• **SET EXERCISE**
Locate each line of the material that contains "Output", then return it.

++++ DATASET CONTENT

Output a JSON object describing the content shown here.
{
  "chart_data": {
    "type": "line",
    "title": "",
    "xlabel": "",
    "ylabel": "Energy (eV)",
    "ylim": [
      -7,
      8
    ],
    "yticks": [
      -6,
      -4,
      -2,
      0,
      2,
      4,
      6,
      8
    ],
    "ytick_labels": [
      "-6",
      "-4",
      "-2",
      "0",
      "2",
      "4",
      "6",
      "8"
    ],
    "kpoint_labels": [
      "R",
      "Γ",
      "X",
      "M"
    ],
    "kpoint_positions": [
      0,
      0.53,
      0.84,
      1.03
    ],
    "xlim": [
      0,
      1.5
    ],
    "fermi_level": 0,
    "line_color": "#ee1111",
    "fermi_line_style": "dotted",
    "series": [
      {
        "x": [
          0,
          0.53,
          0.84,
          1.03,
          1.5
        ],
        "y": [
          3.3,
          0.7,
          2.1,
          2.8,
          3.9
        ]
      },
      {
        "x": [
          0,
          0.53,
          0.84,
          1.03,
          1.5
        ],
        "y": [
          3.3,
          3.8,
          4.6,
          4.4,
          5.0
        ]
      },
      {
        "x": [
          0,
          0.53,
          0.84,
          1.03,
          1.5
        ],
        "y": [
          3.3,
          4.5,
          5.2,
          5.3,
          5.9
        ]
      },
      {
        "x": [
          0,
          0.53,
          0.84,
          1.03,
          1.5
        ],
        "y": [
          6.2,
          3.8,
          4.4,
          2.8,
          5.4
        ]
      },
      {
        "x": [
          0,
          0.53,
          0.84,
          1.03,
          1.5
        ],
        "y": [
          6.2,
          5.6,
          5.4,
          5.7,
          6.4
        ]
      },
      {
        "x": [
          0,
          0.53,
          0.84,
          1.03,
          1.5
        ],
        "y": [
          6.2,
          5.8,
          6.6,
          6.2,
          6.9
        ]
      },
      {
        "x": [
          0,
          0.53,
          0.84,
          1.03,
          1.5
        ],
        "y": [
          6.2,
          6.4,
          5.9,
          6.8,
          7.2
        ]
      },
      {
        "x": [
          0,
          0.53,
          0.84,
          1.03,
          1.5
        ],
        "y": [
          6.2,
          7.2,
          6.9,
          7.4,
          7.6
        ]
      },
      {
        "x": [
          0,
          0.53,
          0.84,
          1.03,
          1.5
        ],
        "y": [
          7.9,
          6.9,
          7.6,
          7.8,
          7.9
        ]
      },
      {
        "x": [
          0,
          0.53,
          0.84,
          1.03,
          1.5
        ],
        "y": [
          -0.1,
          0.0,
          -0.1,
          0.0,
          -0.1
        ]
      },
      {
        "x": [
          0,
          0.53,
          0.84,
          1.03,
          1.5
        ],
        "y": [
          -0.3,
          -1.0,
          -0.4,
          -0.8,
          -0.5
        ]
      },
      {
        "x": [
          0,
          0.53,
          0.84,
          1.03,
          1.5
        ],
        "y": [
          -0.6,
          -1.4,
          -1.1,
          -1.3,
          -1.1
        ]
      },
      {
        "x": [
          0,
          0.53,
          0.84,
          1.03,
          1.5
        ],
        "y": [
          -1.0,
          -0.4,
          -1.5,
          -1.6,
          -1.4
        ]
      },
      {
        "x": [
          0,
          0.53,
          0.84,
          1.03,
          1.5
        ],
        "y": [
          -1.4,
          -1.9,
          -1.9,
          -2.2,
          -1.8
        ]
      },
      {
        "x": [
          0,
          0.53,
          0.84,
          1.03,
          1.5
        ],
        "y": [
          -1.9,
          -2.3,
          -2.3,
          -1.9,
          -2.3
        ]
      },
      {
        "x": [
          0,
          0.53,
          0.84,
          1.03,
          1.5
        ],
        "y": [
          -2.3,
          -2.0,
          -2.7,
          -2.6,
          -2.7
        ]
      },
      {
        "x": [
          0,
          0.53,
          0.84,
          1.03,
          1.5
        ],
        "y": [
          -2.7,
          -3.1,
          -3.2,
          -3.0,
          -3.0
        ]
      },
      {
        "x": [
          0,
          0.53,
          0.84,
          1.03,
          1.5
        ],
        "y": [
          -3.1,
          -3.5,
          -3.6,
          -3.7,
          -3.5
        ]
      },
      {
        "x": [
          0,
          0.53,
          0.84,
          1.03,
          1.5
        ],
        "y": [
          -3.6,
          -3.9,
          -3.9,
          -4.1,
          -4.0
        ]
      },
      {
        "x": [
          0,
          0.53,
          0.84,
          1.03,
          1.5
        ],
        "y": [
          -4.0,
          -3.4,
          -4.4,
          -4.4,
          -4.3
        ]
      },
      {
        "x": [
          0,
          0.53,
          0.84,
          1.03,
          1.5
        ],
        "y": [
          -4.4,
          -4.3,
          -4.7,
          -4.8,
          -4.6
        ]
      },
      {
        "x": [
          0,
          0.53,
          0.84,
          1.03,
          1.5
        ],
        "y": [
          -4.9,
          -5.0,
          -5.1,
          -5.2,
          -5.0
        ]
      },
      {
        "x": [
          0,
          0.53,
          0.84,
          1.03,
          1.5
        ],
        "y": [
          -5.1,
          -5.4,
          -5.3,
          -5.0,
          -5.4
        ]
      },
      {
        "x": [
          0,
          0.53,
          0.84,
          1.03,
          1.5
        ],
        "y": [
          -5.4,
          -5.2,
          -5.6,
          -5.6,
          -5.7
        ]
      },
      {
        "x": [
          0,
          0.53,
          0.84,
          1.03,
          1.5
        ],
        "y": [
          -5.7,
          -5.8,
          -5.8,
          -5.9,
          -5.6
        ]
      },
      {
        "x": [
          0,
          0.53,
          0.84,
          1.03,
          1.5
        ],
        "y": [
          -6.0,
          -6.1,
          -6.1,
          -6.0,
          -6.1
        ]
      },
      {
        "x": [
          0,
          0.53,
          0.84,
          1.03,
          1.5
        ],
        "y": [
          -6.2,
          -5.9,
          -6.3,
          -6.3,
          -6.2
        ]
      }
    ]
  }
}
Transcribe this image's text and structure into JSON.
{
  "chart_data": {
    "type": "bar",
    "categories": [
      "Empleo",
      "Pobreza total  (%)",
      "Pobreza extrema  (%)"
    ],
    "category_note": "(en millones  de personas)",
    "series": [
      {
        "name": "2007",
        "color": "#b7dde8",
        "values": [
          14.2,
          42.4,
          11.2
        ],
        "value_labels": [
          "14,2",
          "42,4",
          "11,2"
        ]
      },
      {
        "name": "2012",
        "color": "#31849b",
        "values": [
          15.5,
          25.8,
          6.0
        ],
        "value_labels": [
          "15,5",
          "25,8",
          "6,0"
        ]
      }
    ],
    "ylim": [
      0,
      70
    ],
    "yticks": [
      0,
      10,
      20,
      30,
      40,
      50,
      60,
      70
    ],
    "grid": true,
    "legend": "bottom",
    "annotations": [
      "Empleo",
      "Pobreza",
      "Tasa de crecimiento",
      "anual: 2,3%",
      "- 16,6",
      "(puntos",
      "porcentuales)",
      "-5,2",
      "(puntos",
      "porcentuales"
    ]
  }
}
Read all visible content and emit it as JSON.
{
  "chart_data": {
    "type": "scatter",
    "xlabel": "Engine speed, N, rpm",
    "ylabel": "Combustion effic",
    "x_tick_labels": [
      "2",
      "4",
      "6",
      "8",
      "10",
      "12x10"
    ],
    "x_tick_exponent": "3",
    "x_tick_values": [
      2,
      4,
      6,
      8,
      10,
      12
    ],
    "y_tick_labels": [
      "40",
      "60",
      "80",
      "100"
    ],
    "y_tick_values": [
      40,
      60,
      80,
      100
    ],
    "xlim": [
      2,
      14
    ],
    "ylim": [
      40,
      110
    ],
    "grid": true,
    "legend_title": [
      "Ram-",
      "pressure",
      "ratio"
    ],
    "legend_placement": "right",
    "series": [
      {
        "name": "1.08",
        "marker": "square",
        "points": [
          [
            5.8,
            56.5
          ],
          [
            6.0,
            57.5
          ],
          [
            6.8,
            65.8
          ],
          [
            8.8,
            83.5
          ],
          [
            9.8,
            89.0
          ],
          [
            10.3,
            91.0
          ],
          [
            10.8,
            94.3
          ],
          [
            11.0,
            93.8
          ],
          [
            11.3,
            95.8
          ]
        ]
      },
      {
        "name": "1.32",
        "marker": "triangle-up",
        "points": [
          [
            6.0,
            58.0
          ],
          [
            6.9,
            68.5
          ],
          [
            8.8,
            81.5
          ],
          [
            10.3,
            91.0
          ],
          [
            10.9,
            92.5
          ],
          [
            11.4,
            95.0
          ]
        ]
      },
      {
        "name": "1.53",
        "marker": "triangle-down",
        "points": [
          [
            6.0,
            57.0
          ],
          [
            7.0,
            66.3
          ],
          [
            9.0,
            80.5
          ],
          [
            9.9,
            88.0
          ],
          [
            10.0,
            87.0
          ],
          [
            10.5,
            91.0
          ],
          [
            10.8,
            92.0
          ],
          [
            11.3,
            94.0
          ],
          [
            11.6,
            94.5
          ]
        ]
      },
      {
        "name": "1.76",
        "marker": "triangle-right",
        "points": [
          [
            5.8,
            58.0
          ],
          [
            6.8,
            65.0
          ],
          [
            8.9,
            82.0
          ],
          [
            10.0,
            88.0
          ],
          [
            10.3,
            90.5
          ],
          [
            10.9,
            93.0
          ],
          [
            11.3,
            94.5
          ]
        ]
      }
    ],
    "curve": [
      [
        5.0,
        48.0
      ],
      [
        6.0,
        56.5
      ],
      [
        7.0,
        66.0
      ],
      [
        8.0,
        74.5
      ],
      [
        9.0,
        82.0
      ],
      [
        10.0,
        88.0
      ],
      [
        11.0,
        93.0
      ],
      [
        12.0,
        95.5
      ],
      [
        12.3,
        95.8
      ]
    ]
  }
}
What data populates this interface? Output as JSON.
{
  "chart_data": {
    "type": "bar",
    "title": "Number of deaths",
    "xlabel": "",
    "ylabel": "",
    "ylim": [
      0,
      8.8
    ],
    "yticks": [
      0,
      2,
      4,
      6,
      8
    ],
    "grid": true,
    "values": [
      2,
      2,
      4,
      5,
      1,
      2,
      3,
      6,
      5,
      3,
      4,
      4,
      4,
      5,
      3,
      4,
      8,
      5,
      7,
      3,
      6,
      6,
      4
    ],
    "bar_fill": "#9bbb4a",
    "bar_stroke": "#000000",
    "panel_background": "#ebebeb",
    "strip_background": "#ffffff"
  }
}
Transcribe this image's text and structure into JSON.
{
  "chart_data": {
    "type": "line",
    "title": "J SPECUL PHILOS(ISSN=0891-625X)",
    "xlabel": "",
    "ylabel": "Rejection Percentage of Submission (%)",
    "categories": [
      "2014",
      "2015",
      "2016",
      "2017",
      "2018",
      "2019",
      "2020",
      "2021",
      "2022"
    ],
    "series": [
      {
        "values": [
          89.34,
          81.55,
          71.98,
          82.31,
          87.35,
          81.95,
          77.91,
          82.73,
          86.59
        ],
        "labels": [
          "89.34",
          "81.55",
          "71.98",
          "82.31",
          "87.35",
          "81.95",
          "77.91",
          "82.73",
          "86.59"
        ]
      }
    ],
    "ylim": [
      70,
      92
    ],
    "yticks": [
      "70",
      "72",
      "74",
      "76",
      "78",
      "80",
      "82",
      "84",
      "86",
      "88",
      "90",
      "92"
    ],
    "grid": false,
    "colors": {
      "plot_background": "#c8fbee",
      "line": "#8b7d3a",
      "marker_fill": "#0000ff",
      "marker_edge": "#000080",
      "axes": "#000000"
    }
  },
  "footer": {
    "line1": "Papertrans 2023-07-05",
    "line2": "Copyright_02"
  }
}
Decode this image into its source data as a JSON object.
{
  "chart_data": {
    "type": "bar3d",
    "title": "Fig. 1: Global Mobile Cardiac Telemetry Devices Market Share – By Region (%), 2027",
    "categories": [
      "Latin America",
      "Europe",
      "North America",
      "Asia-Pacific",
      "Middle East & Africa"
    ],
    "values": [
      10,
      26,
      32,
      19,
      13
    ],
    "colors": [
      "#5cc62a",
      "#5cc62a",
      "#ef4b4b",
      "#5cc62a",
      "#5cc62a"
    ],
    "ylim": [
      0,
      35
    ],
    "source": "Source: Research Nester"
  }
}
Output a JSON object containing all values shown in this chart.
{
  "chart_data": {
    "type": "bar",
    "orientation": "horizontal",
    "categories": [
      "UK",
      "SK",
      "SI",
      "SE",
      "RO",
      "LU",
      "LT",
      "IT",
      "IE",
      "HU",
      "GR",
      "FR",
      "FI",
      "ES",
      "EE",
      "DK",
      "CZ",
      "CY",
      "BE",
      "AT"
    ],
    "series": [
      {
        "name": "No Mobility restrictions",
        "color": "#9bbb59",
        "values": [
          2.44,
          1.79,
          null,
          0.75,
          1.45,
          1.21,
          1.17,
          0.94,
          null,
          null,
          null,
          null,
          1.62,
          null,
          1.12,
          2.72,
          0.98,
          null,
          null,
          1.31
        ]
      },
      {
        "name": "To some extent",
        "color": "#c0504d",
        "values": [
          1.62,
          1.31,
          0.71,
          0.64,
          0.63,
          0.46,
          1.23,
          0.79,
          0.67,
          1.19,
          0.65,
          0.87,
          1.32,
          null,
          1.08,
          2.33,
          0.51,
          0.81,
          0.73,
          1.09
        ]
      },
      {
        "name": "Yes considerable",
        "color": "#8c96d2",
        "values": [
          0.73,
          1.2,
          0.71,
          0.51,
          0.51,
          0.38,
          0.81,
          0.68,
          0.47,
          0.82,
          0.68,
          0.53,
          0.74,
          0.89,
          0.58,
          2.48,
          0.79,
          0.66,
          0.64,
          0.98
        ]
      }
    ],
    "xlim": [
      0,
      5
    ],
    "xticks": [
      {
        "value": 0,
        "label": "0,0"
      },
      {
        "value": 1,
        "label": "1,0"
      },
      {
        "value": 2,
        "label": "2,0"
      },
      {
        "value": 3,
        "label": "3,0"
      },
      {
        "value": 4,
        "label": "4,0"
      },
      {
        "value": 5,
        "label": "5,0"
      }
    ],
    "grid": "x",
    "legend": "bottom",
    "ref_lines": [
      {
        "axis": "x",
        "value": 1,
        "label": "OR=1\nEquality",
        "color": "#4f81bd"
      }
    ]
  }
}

++++++++

• **ANSWER TO THE TASK**
Output a JSON object describing the content shown here.
What data populates this interface? Output as JSON.
Output a JSON object containing all values shown in this chart.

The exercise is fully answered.